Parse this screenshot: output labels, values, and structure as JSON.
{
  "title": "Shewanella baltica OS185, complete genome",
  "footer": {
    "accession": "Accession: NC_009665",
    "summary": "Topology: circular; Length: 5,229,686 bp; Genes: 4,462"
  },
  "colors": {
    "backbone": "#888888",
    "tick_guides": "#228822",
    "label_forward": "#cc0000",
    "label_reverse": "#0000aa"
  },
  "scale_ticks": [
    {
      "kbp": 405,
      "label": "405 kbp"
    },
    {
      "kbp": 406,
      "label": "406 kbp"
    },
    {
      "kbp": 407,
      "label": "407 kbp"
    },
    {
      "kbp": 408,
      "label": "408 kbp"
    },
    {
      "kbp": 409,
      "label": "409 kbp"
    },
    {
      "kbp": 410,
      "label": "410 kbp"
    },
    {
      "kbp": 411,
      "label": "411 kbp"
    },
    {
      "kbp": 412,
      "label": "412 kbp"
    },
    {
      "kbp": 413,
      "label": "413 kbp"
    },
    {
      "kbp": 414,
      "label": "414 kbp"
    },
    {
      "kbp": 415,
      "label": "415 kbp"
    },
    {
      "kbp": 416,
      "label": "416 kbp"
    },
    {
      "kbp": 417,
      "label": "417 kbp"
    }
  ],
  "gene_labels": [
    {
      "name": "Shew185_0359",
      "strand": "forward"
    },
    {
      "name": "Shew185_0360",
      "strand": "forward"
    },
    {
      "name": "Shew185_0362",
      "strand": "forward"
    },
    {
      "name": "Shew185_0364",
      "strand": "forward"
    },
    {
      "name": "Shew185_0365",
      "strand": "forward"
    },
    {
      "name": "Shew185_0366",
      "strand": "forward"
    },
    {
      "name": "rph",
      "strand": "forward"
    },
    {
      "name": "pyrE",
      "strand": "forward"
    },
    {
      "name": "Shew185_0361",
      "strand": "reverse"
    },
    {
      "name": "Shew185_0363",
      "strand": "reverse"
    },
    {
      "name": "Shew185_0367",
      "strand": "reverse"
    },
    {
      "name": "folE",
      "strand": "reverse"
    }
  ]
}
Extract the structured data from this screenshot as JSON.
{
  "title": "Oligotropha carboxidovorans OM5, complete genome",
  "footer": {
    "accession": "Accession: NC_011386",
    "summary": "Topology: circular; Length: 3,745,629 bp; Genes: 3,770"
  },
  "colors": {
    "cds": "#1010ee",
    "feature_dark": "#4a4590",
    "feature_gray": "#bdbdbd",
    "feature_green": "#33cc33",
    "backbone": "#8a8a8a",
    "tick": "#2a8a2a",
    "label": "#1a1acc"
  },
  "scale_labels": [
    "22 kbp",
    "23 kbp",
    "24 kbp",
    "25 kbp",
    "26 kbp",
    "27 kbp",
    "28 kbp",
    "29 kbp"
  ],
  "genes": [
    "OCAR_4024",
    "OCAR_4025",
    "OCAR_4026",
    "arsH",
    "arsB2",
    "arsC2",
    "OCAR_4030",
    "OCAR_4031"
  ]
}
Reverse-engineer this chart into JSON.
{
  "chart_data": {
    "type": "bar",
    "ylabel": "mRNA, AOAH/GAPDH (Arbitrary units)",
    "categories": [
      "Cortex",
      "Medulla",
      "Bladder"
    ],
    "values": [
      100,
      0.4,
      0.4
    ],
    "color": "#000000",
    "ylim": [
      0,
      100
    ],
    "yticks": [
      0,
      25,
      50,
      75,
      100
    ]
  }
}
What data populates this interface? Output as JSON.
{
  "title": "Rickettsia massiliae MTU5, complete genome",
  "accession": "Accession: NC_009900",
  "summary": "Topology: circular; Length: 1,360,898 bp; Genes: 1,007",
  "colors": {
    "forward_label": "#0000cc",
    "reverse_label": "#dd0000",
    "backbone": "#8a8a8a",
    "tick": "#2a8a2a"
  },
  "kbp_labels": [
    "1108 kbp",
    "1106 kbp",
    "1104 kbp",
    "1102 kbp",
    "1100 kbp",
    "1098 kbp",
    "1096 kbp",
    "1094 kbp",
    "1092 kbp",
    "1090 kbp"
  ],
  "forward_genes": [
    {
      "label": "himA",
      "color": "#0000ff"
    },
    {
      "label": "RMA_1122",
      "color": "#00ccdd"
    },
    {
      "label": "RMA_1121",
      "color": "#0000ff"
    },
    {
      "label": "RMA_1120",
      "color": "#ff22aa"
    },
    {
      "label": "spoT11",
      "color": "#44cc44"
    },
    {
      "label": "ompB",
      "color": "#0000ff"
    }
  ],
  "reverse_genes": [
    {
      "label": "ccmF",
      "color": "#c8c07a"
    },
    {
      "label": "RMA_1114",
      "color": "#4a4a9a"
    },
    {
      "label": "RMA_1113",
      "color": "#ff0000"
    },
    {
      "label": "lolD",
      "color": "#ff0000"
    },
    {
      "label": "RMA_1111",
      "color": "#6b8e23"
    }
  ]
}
========================================
Transcribe the data above completely and exactly.

(Answer for this exercise)
Parse this screenshot: output labels, values, and structure as JSON.
{
  "title": "Shewanella baltica OS185, complete genome",
  "footer": {
    "accession": "Accession: NC_009665",
    "summary": "Topology: circular; Length: 5,229,686 bp; Genes: 4,462"
  },
  "colors": {
    "backbone": "#888888",
    "tick_guides": "#228822",
    "label_forward": "#cc0000",
    "label_reverse": "#0000aa"
  },
  "scale_ticks": [
    {
      "kbp": 405,
      "label": "405 kbp"
    },
    {
      "kbp": 406,
      "label": "406 kbp"
    },
    {
      "kbp": 407,
      "label": "407 kbp"
    },
    {
      "kbp": 408,
      "label": "408 kbp"
    },
    {
      "kbp": 409,
      "label": "409 kbp"
    },
    {
      "kbp": 410,
      "label": "410 kbp"
    },
    {
      "kbp": 411,
      "label": "411 kbp"
    },
    {
      "kbp": 412,
      "label": "412 kbp"
    },
    {
      "kbp": 413,
      "label": "413 kbp"
    },
    {
      "kbp": 414,
      "label": "414 kbp"
    },
    {
      "kbp": 415,
      "label": "415 kbp"
    },
    {
      "kbp": 416,
      "label": "416 kbp"
    },
    {
      "kbp": 417,
      "label": "417 kbp"
    }
  ],
  "gene_labels": [
    {
      "name": "Shew185_0359",
      "strand": "forward"
    },
    {
      "name": "Shew185_0360",
      "strand": "forward"
    },
    {
      "name": "Shew185_0362",
      "strand": "forward"
    },
    {
      "name": "Shew185_0364",
      "strand": "forward"
    },
    {
      "name": "Shew185_0365",
      "strand": "forward"
    },
    {
      "name": "Shew185_0366",
      "strand": "forward"
    },
    {
      "name": "rph",
      "strand": "forward"
    },
    {
      "name": "pyrE",
      "strand": "forward"
    },
    {
      "name": "Shew185_0361",
      "strand": "reverse"
    },
    {
      "name": "Shew185_0363",
      "strand": "reverse"
    },
    {
      "name": "Shew185_0367",
      "strand": "reverse"
    },
    {
      "name": "folE",
      "strand": "reverse"
    }
  ]
}
Extract the structured data from this screenshot as JSON.
{
  "title": "Oligotropha carboxidovorans OM5, complete genome",
  "footer": {
    "accession": "Accession: NC_011386",
    "summary": "Topology: circular; Length: 3,745,629 bp; Genes: 3,770"
  },
  "colors": {
    "cds": "#1010ee",
    "feature_dark": "#4a4590",
    "feature_gray": "#bdbdbd",
    "feature_green": "#33cc33",
    "backbone": "#8a8a8a",
    "tick": "#2a8a2a",
    "label": "#1a1acc"
  },
  "scale_labels": [
    "22 kbp",
    "23 kbp",
    "24 kbp",
    "25 kbp",
    "26 kbp",
    "27 kbp",
    "28 kbp",
    "29 kbp"
  ],
  "genes": [
    "OCAR_4024",
    "OCAR_4025",
    "OCAR_4026",
    "arsH",
    "arsB2",
    "arsC2",
    "OCAR_4030",
    "OCAR_4031"
  ]
}
Reverse-engineer this chart into JSON.
{
  "chart_data": {
    "type": "bar",
    "ylabel": "mRNA, AOAH/GAPDH (Arbitrary units)",
    "categories": [
      "Cortex",
      "Medulla",
      "Bladder"
    ],
    "values": [
      100,
      0.4,
      0.4
    ],
    "color": "#000000",
    "ylim": [
      0,
      100
    ],
    "yticks": [
      0,
      25,
      50,
      75,
      100
    ]
  }
}
What data populates this interface? Output as JSON.
{
  "title": "Rickettsia massiliae MTU5, complete genome",
  "accession": "Accession: NC_009900",
  "summary": "Topology: circular; Length: 1,360,898 bp; Genes: 1,007",
  "colors": {
    "forward_label": "#0000cc",
    "reverse_label": "#dd0000",
    "backbone": "#8a8a8a",
    "tick": "#2a8a2a"
  },
  "kbp_labels": [
    "1108 kbp",
    "1106 kbp",
    "1104 kbp",
    "1102 kbp",
    "1100 kbp",
    "1098 kbp",
    "1096 kbp",
    "1094 kbp",
    "1092 kbp",
    "1090 kbp"
  ],
  "forward_genes": [
    {
      "label": "himA",
      "color": "#0000ff"
    },
    {
      "label": "RMA_1122",
      "color": "#00ccdd"
    },
    {
      "label": "RMA_1121",
      "color": "#0000ff"
    },
    {
      "label": "RMA_1120",
      "color": "#ff22aa"
    },
    {
      "label": "spoT11",
      "color": "#44cc44"
    },
    {
      "label": "ompB",
      "color": "#0000ff"
    }
  ],
  "reverse_genes": [
    {
      "label": "ccmF",
      "color": "#c8c07a"
    },
    {
      "label": "RMA_1114",
      "color": "#4a4a9a"
    },
    {
      "label": "RMA_1113",
      "color": "#ff0000"
    },
    {
      "label": "lolD",
      "color": "#ff0000"
    },
    {
      "label": "RMA_1111",
      "color": "#6b8e23"
    }
  ]
}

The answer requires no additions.